Source data -
— START —

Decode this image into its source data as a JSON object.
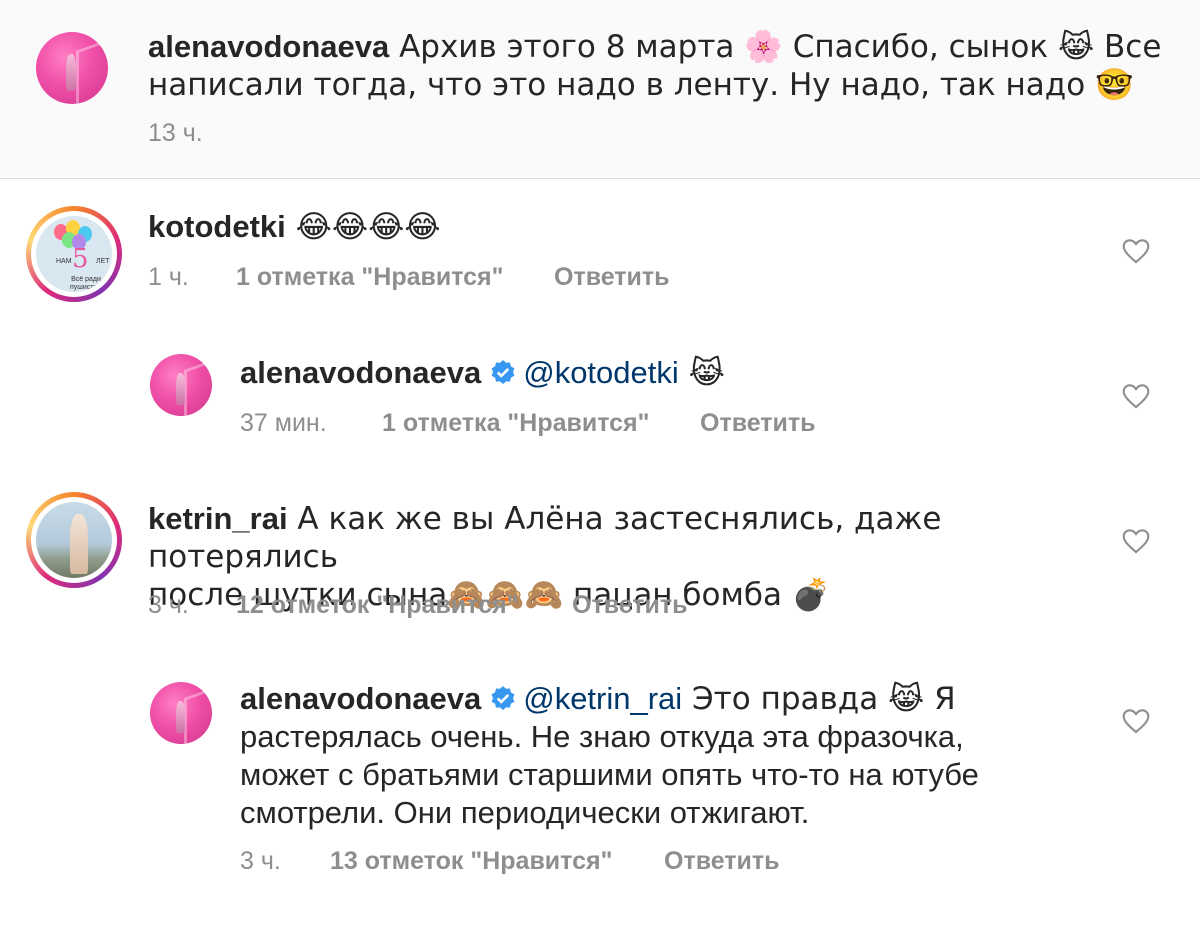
{
  "caption": {
    "username": "alenavodonaeva",
    "text_line1": " Архив этого 8 марта 🌸 Спасибо, сынок 😹 Все",
    "text_line2": "написали тогда, что это надо в ленту. Ну надо, так надо 🤓",
    "time": "13 ч."
  },
  "comments": [
    {
      "username": "kotodetki",
      "text": " 😂😂😂😂",
      "time": "1 ч.",
      "likes": "1 отметка \"Нравится\"",
      "reply_label": "Ответить",
      "avatar_text": {
        "nam": "НАМ",
        "five": "5",
        "let": "ЛЕТ",
        "slogan": "Всё ради пушистых поп"
      }
    },
    {
      "username": "alenavodonaeva",
      "verified": true,
      "mention": "@kotodetki",
      "text": " 😹",
      "time": "37 мин.",
      "likes": "1 отметка \"Нравится\"",
      "reply_label": "Ответить"
    },
    {
      "username": "ketrin_rai",
      "text_line1": " А как же вы Алёна застеснялись, даже потерялись",
      "text_line2": "после шутки сына🙈🙈🙈 пацан бомба 💣",
      "time": "3 ч.",
      "likes": "12 отметок \"Нравится\"",
      "reply_label": "Ответить"
    },
    {
      "username": "alenavodonaeva",
      "verified": true,
      "mention": "@ketrin_rai",
      "text_line1": " Это правда 😹 Я",
      "text_line2": "растерялась очень. Не знаю откуда эта фразочка,",
      "text_line3": "может с братьями старшими опять что-то на ютубе",
      "text_line4": "смотрели. Они периодически отжигают.",
      "time": "3 ч.",
      "likes": "13 отметок \"Нравится\"",
      "reply_label": "Ответить"
    }
  ],
  "colors": {
    "text": "#262626",
    "meta": "#8e8e8e",
    "mention": "#00376b",
    "verified": "#3897f0",
    "avatar_pink": "#f04fa7"
  },
  "icons": [
    "heart-icon",
    "verified-badge-icon"
  ]
}
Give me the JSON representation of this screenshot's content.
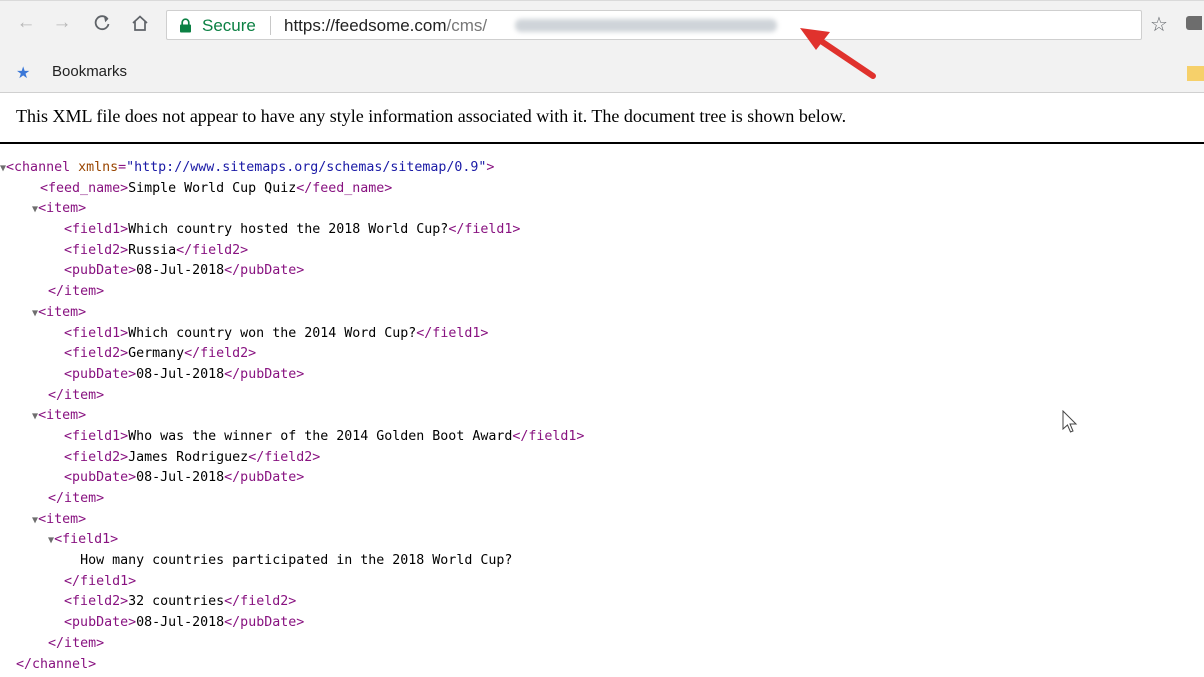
{
  "browser": {
    "secure_label": "Secure",
    "url_host": "https://feedsome.com",
    "url_path": "/cms/",
    "bookmarks_label": "Bookmarks"
  },
  "page": {
    "notice": "This XML file does not appear to have any style information associated with it. The document tree is shown below."
  },
  "xml": {
    "channel_tag": "channel",
    "xmlns_attr": "xmlns",
    "xmlns_value": "\"http://www.sitemaps.org/schemas/sitemap/0.9\"",
    "feed_name": "Simple World Cup Quiz",
    "items": [
      {
        "field1": "Which country hosted the 2018 World Cup?",
        "field2": "Russia",
        "pubDate": "08-Jul-2018"
      },
      {
        "field1": "Which country won the 2014 Word Cup?",
        "field2": "Germany",
        "pubDate": "08-Jul-2018"
      },
      {
        "field1": "Who was the winner of the 2014 Golden Boot Award",
        "field2": "James Rodriguez",
        "pubDate": "08-Jul-2018"
      },
      {
        "field1": "How many countries participated in the 2018 World Cup?",
        "field2": "32 countries",
        "pubDate": "08-Jul-2018"
      }
    ]
  },
  "icons": [
    "back-arrow-icon",
    "forward-arrow-icon",
    "reload-icon",
    "home-icon",
    "lock-icon",
    "bookmark-star-icon",
    "extension-icon",
    "bookmarks-star-icon",
    "folder-icon",
    "red-arrow-annotation-icon",
    "mouse-cursor-icon"
  ],
  "colors": {
    "secure": "#0b8043",
    "xml_tag": "#881280",
    "xml_attr": "#994500",
    "xml_attr_value": "#1a1aa6",
    "annotation_arrow": "#e0322d"
  }
}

— END —

What to work on -
Check each line above for the word "username", and copy the lines where it appears.

Response for this exercise -
    "username": "alenavodonaeva",
      "username": "kotodetki",
      "username": "alenavodonaeva",
      "username": "ketrin_rai",
      "username": "alenavodonaeva",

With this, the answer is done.